= PAGE =

+ + + +

The Wild Man of the Navidad (or the Wild Woman of the Navidad) is believed to be one of the first sightings of Bigfoot in Texas.

History 
It was first widely reported in 1837 throughout the early settlements along the Navidad River bottoms, circa the modern-day town of Sublime, Texas, in Lavaca County. Slaves along the Navidad called it "The Thing that Comes," for, though no one saw it, there was always evidence that something had come. On moonlit nights from as early as 1836, people would find food missing from their cabins, even though an intruder would have had to step over sleeping dogs to reach it. Families stopped fattening hogs, because a fat hog would inevitably be replaced by a scrawny one. Though valuables such as watches or money were never taken, sometimes tools would disappear only to reappear later, beautifully polished. Occasionally searchers would find a camp, but "The Thing" never returned while they waited.

The creature was most often described as covered in short brown hair and very nimble, which allowed for it to elude capture for many years. The Rev. Samuel C.A. Rogers, a circuit-riding minister in the area, first saw a total of three footprints in the spring of 1845 and continued to spot them for several years before all but the largest disappeared.  Although some believe the creatures survived for many years, Rogers wrote that in 1850, the largest hunt for the wild man was organized, and the hunters did trap a man in a tree, surrounded by baying dogs, horses and men with guns.

+ + + +

= SUPPLIED DATA =
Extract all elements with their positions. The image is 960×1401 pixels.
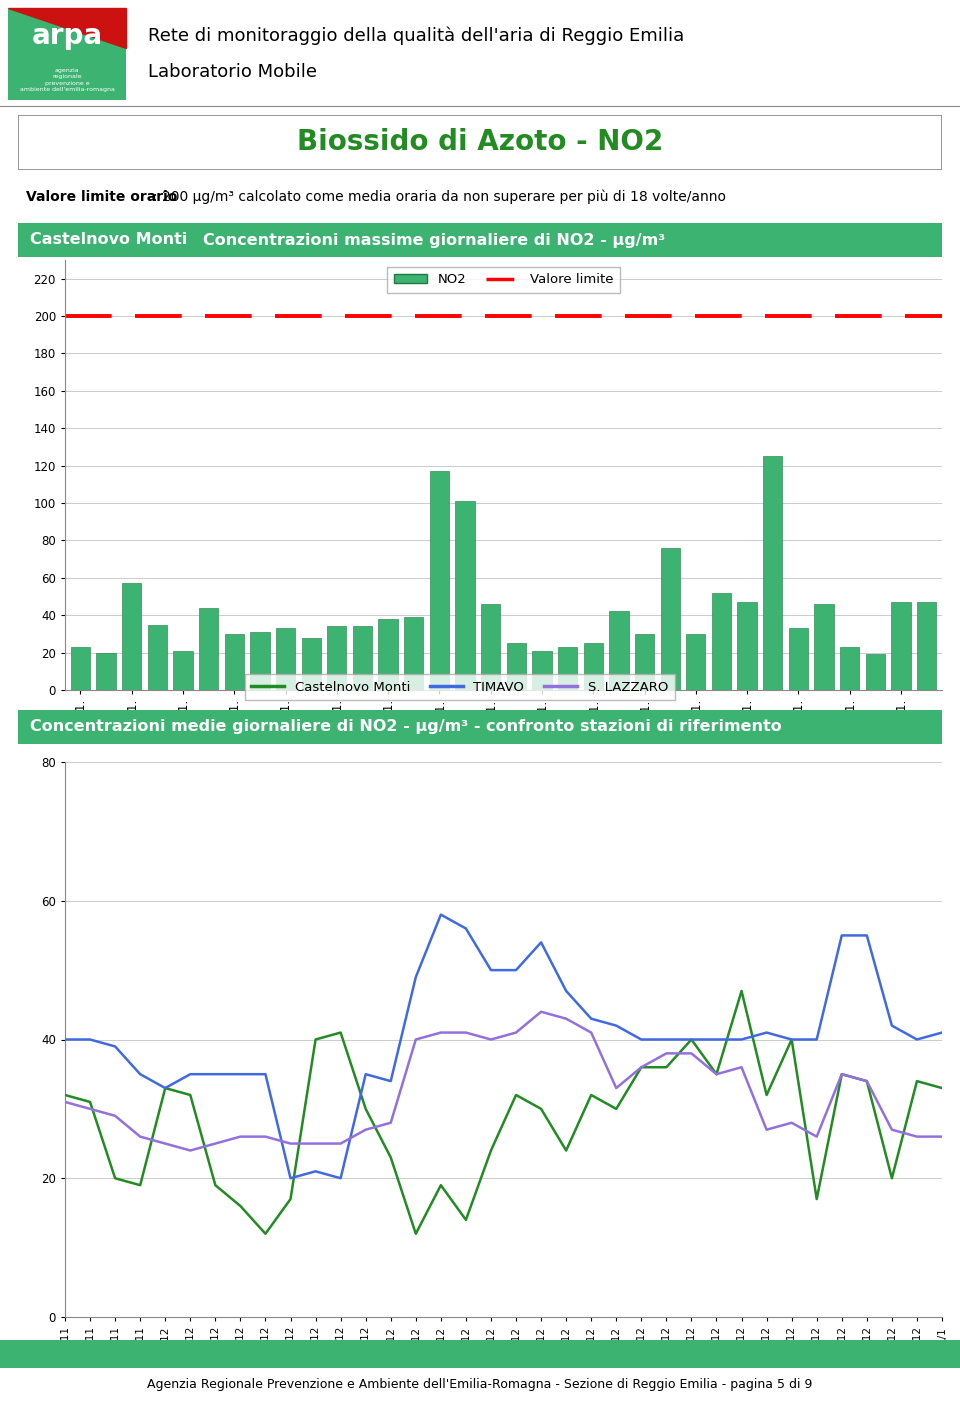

+ + + +

= GOALS =
1 – In the Wild Man of the Navidad page, what name did slaves along the Navidad give the creature?
2 – Condense the paragraph of the Wild Man of the Navidad page that begins "It was first widely reported" into a short bulleted list that keeps its main facts.
3 – In the Wild Man of the Navidad page, write out the text from "The creature was" up to and including "men with guns.", substituting "preacher" for "minister".

= ANSWERS FOR THIS EXERCISE =
1 – They called it "The Thing that Comes."

2 –
- First widely reported in 1837 in the early settlements along the Navidad River bottoms, near present-day Sublime, Texas, in Lavaca County.
- Slaves there called it "The Thing that Comes" because, though no one saw it, there was always evidence that something had come.
- From as early as 1836, food went missing from cabins on moonlit nights, although an intruder would have had to step over sleeping dogs to reach it.
- Families stopped fattening hogs because a fat hog would be replaced by a scrawny one.
- Valuables such as watches or money were never taken, but tools sometimes vanished and later reappeared, beautifully polished.
- Searchers occasionally found a camp, but "The Thing" never returned while they waited.

3 –
The creature was most often described as covered in short brown hair and very nimble, which allowed for it to elude capture for many years. The Rev. Samuel C.A. Rogers, a circuit-riding preacher in the area, first saw a total of three footprints in the spring of 1845 and continued to spot them for several years before all but the largest disappeared.  Although some believe the creatures survived for many years, Rogers wrote that in 1850, the largest hunt for the wild man was organized, and the hunters did trap a man in a tree, surrounded by baying dogs, horses and men with guns.